Text passage:
____________
Hi Darrin,
Thanks again for you answers, very appreciated. Must apologize for some of my earlier comments and attempts at optimizing this plugin, as am not a CS major, approach the idea of optimization from a more app-user centric view, than the programmer’s reality. Forgive me if some of my suggestions are dead-ends, foolish, ignorant, or not valid in the available context of this developer API... For example, my trying to use an r32Float type for MTL instead of rgba32Float was from thinking less channel data would be faster.
Thanks for validating that the number ranges am using in the sin() function are within an acceptable margin of floating precision, means that as long as the texture data is populated with values within this range, feel more confident that the results are correct. What you describe about these numbers becoming ever more spread out farther from zero, and closer when near, makes sense.
Understood, everything in Motion/FCP eventually has to end up on the GPU. Guess the big issue for me, is how to get the data to the GPU as efficiently as possible. Current attempts at going by way of texture is generally way too slow for fast, interactive use... Reminds me of the “old days” of working creatively on Silicon Graphics refrigerators compositing video in 8-bit/channel with limited texture memory, bus with limited bandwidth, etc. Meant interactivity was SLOW! Even it was cutting edge technology at the time!
Sure everything’s gotten faster and the technology’s improved significantly, but this feels like am back in those days, decades later. Feels like a similar issue as back then, not having texture memory, or enough of it, to render what the CPU was wanting to send it...
So have tried a few of your suggestions, but these raised more questions as well, off the top of my head, this is what’s coming up:
- Am using an Intel MBP Pro 2020, and when looking into using Float16 data, get a message saying this type in SWIFT on MacOS isn’t (yet) supported, meaning, that I can’t directly generate half-float data unless using an M compatible chip. That’s a problem... Found a few solutions to the problem, which import the Accelerate framework, making use of vImageConvert_PlanarFtoPlanar16F to convert an array from float to half. (Other solutions which directly convert from float to half at a bytes level are a little too much for me to work through at this time) This seems to work, but then, brings up another question entirely, of “why bother doing this?”
In the SDK GradientCheckerboard example, the plugin creates a MTLPixelFormat.rgba32Float and then replaces the texture data, which to me means, that it’s replacing the iosurface data inside the FxImageTile wrapper. If it’s doing this, isn’t it then having to translate the float data to half to be compatible with the iosurface anyway? Q: “Is there any benefit to my doing this manually ahead of replacing the texture data?” As this is how I approached my own plugin by reinterpreting the example code in Swift from Obj-C.
In other words, would it really make any difference to go this route of replacing half float data in iosurface directly vs sending float?
____________
(Stored items from a collection)
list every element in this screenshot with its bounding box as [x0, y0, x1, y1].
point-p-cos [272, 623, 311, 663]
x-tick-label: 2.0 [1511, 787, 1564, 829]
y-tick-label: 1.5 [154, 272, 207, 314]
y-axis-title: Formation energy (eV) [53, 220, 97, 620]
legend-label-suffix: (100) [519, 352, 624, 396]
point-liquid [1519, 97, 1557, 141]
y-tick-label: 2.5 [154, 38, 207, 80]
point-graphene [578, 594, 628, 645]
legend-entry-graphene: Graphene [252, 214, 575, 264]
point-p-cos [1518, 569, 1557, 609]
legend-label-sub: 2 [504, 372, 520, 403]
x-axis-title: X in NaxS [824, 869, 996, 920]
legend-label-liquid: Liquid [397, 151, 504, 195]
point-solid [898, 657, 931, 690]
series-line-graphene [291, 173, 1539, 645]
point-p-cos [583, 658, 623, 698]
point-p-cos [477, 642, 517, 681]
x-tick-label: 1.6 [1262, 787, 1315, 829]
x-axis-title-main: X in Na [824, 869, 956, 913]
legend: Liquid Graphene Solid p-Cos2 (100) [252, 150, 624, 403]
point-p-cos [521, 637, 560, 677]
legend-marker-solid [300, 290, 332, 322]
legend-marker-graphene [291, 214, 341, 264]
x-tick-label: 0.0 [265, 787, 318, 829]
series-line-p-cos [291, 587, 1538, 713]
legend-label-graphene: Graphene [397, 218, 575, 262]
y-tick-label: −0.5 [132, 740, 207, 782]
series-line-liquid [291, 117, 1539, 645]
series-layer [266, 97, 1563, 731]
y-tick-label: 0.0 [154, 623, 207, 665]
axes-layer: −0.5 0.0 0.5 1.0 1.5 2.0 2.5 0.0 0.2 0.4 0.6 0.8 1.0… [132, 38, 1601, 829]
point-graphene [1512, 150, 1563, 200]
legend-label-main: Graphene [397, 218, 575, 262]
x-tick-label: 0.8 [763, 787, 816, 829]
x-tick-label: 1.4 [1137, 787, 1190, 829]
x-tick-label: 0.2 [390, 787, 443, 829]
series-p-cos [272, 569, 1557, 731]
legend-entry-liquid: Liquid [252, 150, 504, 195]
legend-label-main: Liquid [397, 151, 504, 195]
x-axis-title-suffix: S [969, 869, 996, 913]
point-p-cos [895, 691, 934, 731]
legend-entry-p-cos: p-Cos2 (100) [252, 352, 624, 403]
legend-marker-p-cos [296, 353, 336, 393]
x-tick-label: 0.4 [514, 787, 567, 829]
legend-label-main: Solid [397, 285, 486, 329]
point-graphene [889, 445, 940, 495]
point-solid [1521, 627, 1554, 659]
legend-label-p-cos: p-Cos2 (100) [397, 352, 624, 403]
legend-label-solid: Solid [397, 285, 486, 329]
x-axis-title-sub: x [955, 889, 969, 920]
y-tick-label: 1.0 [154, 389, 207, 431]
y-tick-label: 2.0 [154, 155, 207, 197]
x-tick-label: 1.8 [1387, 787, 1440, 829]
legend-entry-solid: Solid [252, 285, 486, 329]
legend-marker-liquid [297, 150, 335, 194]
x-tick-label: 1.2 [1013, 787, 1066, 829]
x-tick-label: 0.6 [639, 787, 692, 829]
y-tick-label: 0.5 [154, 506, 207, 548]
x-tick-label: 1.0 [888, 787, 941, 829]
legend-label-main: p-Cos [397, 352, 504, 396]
____________
Requirement A: Rewrite the forum post on plugin optimization from "Understood, everything in" to "to send it...", inclusive, changing "texture memory" to "video memory".
Requirement B:
Answer these questions from the forum post on plugin optimization:
(i) Which computer does the writer use?
(ii) Which Accelerate function did the writer find for converting a float array to half?
(iii) Which pixel format does the plugin create in the SDK GradientCheckerboard example?
Requirement C: Continue the forum post on plugin optimization from its final sentence.

Output A:
Understood, everything in Motion/FCP eventually has to end up on the GPU. Guess the big issue for me, is how to get the data to the GPU as efficiently as possible. Current attempts at going by way of texture is generally way too slow for fast, interactive use... Reminds me of the “old days” of working creatively on Silicon Graphics refrigerators compositing video in 8-bit/channel with limited video memory, bus with limited bandwidth, etc. Meant interactivity was SLOW! Even it was cutting edge technology at the time!
Sure everything’s gotten faster and the technology’s improved significantly, but this feels like am back in those days, decades later. Feels like a similar issue as back then, not having video memory, or enough of it, to render what the CPU was wanting to send it...

Output B:
(i) An Intel MBP Pro 2020.
(ii) vImageConvert_PlanarFtoPlanar16F.
(iii) MTLPixelFormat.rgba32Float.

Output C:
- Started fresh again with a new plugin template from the latest FxPlug SDK 4.2.4, which have modified to be an FxGenerator based on evaluating the code from the GradientCheckerboard example, and trying new approaches from scratch, including sending half float data by converting a float array (using the Accelerate framework) into MTLPixelFormat.rgba16Float and replacing the texture. But no matter if am sending half into rgba16Float, or float into rgba32Float, am getting a short series of errors such as the following one turning up, when I build and run the plugin with the scheme set to launch Motion instead of the wrapper app, no idea why (yet):
2022-05-03 10:35:47.677780-0700 G Word XPC Service[8941:670499] Got an unexpected pixel format in the IOSurface: 0x52476841
This error is generated from the MetalDeviceCache.swift file, where it assesses the MTLPixelFormat and sends this error is the format is rgba32Float for example, but then why am I getting this error if am creating a rgba16Float format texture?
Confusing matters even more, went back to my original test generator plugin, and tried building and running it with Motion set as the app in the scheme, to see if the same error were happening, and in this manner, the plugin won’t even build, rather stops at the breakpoint 1.1 on line 122: “let deviceCache = MetalDeviceCache.deviceCache” when the plugin is used on a layer in Motion... But when I build and run it using the wrapper app itself, launch Motion separately, then the plugin renders the image as expected to!
Will continue experimenting... As would be great to get this working, even if it means accepting the slower speed, which am sure would be improved by upgrading to a faster computer with M chips later, only, would rather get the code working optimally first.
On another note, a simpler question...
- Is there any way to access the width and height parameter data inside the generator plugin? For example, applying this generator to my composition, would like to be able to read width and height data it uses, so to manage the texture size independently, rather than rely on the destinationImage’s tile, image bounds, and having to recalculate them, as generators don’t have sourceImage info?
Thanks again for you time and willingness to help. And apologies in advance for my lack of experience in developing and this SDK.